Copy each line below that includes "JSON".

Stored data
****

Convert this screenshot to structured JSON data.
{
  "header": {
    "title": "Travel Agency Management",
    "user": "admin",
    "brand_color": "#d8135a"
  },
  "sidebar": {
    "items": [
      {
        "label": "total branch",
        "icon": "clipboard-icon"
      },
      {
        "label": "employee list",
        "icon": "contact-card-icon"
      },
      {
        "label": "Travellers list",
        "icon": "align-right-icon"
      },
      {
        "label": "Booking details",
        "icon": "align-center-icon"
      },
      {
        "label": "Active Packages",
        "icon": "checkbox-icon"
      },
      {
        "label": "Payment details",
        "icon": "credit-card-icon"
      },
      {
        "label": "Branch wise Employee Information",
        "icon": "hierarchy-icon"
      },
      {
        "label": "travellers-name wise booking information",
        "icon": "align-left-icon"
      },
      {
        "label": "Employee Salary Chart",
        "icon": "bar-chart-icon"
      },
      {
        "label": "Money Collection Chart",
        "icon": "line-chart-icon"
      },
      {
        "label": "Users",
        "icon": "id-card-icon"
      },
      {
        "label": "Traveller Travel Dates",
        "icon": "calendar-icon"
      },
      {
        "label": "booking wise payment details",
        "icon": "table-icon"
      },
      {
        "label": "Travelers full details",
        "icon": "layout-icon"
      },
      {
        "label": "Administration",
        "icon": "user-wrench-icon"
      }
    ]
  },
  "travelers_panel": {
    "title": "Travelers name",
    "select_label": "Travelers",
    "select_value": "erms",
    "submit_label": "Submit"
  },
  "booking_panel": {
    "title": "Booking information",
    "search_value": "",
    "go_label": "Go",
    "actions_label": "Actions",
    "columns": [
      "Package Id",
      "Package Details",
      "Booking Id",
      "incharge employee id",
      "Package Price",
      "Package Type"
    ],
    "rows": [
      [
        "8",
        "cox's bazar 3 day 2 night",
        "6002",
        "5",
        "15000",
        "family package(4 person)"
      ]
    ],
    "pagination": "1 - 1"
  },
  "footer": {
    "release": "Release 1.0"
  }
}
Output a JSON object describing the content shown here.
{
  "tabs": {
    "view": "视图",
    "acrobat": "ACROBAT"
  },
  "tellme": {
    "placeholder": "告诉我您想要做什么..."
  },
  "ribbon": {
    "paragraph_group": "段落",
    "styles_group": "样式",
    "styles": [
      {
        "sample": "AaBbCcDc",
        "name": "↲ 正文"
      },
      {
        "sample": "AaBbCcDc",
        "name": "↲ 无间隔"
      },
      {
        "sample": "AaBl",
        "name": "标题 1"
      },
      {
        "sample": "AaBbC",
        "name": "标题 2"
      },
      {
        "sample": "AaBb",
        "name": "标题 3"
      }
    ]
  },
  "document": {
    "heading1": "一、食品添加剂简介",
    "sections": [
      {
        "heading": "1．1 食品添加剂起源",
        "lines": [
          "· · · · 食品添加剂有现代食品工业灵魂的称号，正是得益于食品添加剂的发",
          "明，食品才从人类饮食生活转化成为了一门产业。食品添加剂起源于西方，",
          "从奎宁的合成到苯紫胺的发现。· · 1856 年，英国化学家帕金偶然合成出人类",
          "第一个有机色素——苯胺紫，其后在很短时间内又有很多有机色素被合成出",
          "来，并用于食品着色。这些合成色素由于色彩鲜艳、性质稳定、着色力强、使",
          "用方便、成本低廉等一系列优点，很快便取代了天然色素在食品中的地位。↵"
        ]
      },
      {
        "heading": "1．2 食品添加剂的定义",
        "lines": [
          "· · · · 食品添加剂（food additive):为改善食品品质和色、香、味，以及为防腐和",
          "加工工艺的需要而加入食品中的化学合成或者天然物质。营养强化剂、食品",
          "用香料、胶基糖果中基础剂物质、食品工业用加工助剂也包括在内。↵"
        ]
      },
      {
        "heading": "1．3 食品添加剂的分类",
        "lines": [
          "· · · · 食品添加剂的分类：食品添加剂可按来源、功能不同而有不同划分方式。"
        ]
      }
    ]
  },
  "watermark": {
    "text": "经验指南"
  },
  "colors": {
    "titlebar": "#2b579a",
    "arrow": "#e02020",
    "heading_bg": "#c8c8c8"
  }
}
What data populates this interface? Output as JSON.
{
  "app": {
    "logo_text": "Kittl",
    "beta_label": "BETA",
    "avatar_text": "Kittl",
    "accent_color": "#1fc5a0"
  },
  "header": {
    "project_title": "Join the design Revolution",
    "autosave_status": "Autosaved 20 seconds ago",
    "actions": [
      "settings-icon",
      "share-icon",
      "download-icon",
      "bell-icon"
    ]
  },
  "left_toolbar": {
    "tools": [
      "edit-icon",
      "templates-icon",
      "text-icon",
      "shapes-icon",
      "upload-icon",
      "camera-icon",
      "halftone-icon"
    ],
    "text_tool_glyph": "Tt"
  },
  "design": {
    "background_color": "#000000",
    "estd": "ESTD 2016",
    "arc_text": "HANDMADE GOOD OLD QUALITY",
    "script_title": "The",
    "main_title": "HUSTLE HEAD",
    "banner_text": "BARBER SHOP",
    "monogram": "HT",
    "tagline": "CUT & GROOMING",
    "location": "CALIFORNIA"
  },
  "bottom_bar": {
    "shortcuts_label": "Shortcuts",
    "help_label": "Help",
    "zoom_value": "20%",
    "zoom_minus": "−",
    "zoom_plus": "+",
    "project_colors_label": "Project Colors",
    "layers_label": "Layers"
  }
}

****

Exercise result:
Convert this screenshot to structured JSON data.
Output a JSON object describing the content shown here.
What data populates this interface? Output as JSON.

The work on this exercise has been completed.